Problem to solve
Each record that follows should be repeated exactly, minus any images.

Working data

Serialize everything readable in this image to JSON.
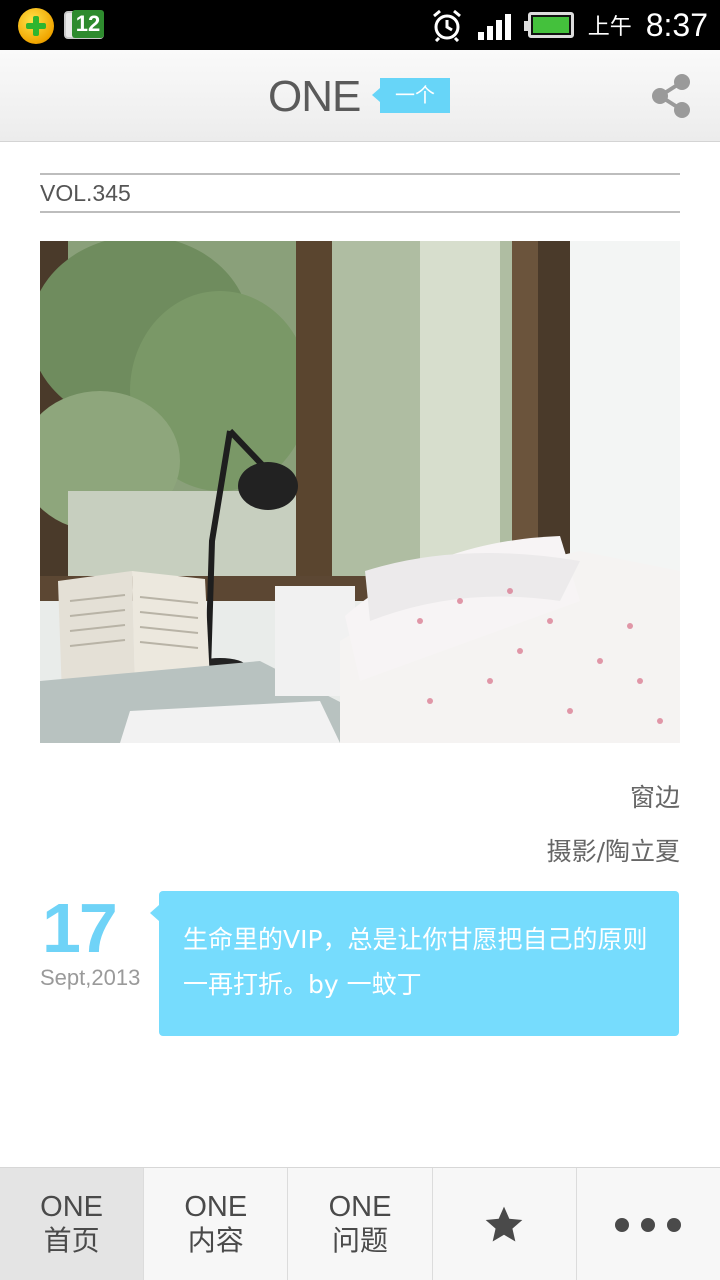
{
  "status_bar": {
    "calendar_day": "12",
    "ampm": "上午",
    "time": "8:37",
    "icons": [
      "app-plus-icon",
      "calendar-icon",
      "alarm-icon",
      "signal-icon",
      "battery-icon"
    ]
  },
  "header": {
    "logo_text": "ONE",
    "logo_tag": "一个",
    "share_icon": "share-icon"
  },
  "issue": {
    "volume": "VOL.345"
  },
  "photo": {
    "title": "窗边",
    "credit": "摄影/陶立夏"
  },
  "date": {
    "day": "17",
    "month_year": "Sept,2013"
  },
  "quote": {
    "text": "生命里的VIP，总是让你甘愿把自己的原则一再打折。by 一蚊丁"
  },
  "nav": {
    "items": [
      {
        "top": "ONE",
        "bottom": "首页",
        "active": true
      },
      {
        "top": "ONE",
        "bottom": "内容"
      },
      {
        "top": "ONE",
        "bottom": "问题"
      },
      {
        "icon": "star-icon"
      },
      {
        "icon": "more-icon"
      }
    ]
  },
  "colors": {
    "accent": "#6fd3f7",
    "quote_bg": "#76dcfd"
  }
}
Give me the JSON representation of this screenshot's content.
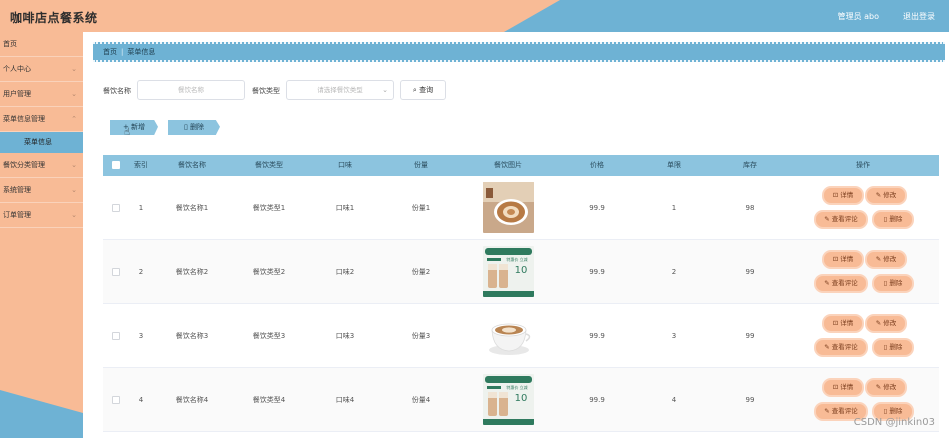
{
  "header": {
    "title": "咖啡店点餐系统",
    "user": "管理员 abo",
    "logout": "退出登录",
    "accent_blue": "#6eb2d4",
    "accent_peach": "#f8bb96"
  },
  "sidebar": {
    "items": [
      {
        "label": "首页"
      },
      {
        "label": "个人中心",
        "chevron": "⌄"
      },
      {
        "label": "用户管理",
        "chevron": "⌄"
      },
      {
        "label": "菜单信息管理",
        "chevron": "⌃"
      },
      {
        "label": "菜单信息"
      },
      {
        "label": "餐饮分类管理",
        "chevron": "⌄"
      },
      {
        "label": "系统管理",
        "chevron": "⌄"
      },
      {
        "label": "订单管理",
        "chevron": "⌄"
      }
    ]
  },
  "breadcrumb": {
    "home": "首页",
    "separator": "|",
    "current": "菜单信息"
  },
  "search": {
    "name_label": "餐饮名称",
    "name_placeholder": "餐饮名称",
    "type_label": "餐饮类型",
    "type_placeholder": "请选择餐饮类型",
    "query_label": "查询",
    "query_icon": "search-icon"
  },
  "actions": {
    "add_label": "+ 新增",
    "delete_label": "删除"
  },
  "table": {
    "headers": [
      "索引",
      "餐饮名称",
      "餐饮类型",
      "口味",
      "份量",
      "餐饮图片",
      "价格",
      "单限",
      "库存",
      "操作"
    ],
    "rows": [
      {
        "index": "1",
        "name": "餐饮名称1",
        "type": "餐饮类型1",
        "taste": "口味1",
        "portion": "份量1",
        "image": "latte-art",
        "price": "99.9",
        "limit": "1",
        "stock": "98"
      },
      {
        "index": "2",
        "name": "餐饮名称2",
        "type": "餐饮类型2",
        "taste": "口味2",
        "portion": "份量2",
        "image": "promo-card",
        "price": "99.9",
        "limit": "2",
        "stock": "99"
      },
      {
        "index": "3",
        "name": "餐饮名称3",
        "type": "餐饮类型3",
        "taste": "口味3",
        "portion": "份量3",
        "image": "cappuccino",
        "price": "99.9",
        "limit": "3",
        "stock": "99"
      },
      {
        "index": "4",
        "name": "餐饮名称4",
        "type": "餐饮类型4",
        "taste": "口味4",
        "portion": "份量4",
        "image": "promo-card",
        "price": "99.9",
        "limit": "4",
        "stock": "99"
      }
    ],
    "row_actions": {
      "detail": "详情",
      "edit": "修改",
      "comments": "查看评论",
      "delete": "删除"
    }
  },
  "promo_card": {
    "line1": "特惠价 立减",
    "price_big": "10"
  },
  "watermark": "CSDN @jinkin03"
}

Answer for the task
Serialize everything readable in this image to JSON.
{
  "status_bar": {
    "calendar_day": "12",
    "ampm": "上午",
    "time": "8:37",
    "icons": [
      "app-plus-icon",
      "calendar-icon",
      "alarm-icon",
      "signal-icon",
      "battery-icon"
    ]
  },
  "header": {
    "logo_text": "ONE",
    "logo_tag": "一个",
    "share_icon": "share-icon"
  },
  "issue": {
    "volume": "VOL.345"
  },
  "photo": {
    "title": "窗边",
    "credit": "摄影/陶立夏"
  },
  "date": {
    "day": "17",
    "month_year": "Sept,2013"
  },
  "quote": {
    "text": "生命里的VIP，总是让你甘愿把自己的原则一再打折。by 一蚊丁"
  },
  "nav": {
    "items": [
      {
        "top": "ONE",
        "bottom": "首页",
        "active": true
      },
      {
        "top": "ONE",
        "bottom": "内容"
      },
      {
        "top": "ONE",
        "bottom": "问题"
      },
      {
        "icon": "star-icon"
      },
      {
        "icon": "more-icon"
      }
    ]
  },
  "colors": {
    "accent": "#6fd3f7",
    "quote_bg": "#76dcfd"
  }
}
Give me the JSON representation of this screenshot's content.
{
  "header": {
    "title": "咖啡店点餐系统",
    "user": "管理员 abo",
    "logout": "退出登录",
    "accent_blue": "#6eb2d4",
    "accent_peach": "#f8bb96"
  },
  "sidebar": {
    "items": [
      {
        "label": "首页"
      },
      {
        "label": "个人中心",
        "chevron": "⌄"
      },
      {
        "label": "用户管理",
        "chevron": "⌄"
      },
      {
        "label": "菜单信息管理",
        "chevron": "⌃"
      },
      {
        "label": "菜单信息"
      },
      {
        "label": "餐饮分类管理",
        "chevron": "⌄"
      },
      {
        "label": "系统管理",
        "chevron": "⌄"
      },
      {
        "label": "订单管理",
        "chevron": "⌄"
      }
    ]
  },
  "breadcrumb": {
    "home": "首页",
    "separator": "|",
    "current": "菜单信息"
  },
  "search": {
    "name_label": "餐饮名称",
    "name_placeholder": "餐饮名称",
    "type_label": "餐饮类型",
    "type_placeholder": "请选择餐饮类型",
    "query_label": "查询",
    "query_icon": "search-icon"
  },
  "actions": {
    "add_label": "+ 新增",
    "delete_label": "删除"
  },
  "table": {
    "headers": [
      "索引",
      "餐饮名称",
      "餐饮类型",
      "口味",
      "份量",
      "餐饮图片",
      "价格",
      "单限",
      "库存",
      "操作"
    ],
    "rows": [
      {
        "index": "1",
        "name": "餐饮名称1",
        "type": "餐饮类型1",
        "taste": "口味1",
        "portion": "份量1",
        "image": "latte-art",
        "price": "99.9",
        "limit": "1",
        "stock": "98"
      },
      {
        "index": "2",
        "name": "餐饮名称2",
        "type": "餐饮类型2",
        "taste": "口味2",
        "portion": "份量2",
        "image": "promo-card",
        "price": "99.9",
        "limit": "2",
        "stock": "99"
      },
      {
        "index": "3",
        "name": "餐饮名称3",
        "type": "餐饮类型3",
        "taste": "口味3",
        "portion": "份量3",
        "image": "cappuccino",
        "price": "99.9",
        "limit": "3",
        "stock": "99"
      },
      {
        "index": "4",
        "name": "餐饮名称4",
        "type": "餐饮类型4",
        "taste": "口味4",
        "portion": "份量4",
        "image": "promo-card",
        "price": "99.9",
        "limit": "4",
        "stock": "99"
      }
    ],
    "row_actions": {
      "detail": "详情",
      "edit": "修改",
      "comments": "查看评论",
      "delete": "删除"
    }
  },
  "promo_card": {
    "line1": "特惠价 立减",
    "price_big": "10"
  },
  "watermark": "CSDN @jinkin03"
}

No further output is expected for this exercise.